■ **What you need to do**: In the data below, find every line with the string "Products" and pull it out.

○ ○ ○

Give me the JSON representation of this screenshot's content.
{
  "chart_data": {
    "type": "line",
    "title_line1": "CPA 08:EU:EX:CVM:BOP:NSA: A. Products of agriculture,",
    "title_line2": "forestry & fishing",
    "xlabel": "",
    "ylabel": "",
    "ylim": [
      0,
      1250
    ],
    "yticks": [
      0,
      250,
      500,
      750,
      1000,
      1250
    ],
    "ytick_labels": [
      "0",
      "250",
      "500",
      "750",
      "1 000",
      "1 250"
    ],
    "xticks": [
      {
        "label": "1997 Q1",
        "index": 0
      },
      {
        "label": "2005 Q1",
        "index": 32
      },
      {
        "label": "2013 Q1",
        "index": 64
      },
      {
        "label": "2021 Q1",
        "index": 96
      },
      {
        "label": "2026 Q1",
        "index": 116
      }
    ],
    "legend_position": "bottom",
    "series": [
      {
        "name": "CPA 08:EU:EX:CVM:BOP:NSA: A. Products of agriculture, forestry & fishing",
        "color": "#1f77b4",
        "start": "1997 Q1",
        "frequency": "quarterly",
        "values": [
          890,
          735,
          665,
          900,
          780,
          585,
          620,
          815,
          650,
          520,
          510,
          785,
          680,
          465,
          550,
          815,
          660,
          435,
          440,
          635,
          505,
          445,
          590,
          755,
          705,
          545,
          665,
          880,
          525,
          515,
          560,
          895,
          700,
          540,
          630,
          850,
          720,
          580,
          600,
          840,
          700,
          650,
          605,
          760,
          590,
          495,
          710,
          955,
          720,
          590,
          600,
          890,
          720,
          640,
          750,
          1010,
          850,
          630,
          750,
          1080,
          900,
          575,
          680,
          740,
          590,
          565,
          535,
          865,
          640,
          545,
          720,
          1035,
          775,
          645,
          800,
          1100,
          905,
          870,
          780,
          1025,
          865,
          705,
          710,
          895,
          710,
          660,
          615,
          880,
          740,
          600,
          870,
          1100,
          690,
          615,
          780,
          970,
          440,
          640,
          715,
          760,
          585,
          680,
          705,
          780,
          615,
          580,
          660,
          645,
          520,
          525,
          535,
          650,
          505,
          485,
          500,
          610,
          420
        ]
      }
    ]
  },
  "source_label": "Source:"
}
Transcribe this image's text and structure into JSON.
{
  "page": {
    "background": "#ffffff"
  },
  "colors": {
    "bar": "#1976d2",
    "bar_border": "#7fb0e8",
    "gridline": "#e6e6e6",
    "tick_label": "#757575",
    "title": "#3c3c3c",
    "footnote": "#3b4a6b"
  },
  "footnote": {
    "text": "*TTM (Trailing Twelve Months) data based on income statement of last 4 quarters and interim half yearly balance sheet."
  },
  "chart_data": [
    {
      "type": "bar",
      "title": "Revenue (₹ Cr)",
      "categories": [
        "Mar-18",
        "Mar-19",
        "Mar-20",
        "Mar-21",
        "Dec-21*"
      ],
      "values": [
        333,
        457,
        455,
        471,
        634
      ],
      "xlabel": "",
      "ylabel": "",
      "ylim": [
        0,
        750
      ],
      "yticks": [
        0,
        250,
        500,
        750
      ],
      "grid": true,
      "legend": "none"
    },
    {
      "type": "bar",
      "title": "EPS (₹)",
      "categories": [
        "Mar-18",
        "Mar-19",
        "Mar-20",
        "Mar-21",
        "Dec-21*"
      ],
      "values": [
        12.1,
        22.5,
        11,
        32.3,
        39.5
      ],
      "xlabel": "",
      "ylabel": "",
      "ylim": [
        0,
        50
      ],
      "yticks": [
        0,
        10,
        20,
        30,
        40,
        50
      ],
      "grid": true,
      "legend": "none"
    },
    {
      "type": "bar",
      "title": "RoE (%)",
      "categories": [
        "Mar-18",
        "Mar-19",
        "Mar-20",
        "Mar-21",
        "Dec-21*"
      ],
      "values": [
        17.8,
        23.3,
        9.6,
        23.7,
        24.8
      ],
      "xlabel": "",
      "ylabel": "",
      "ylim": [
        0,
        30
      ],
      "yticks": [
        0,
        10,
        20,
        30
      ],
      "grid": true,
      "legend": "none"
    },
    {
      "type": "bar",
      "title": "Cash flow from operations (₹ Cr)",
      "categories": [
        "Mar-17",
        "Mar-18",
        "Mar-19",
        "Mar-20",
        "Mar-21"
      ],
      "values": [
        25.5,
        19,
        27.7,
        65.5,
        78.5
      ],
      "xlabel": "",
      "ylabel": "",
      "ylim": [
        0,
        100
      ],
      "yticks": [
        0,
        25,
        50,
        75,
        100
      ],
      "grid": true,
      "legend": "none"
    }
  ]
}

○ ○ ○

■ **Exercise response**:
    "title_line1": "CPA 08:EU:EX:CVM:BOP:NSA: A. Products of agriculture,",
        "name": "CPA 08:EU:EX:CVM:BOP:NSA: A. Products of agriculture, forestry & fishing",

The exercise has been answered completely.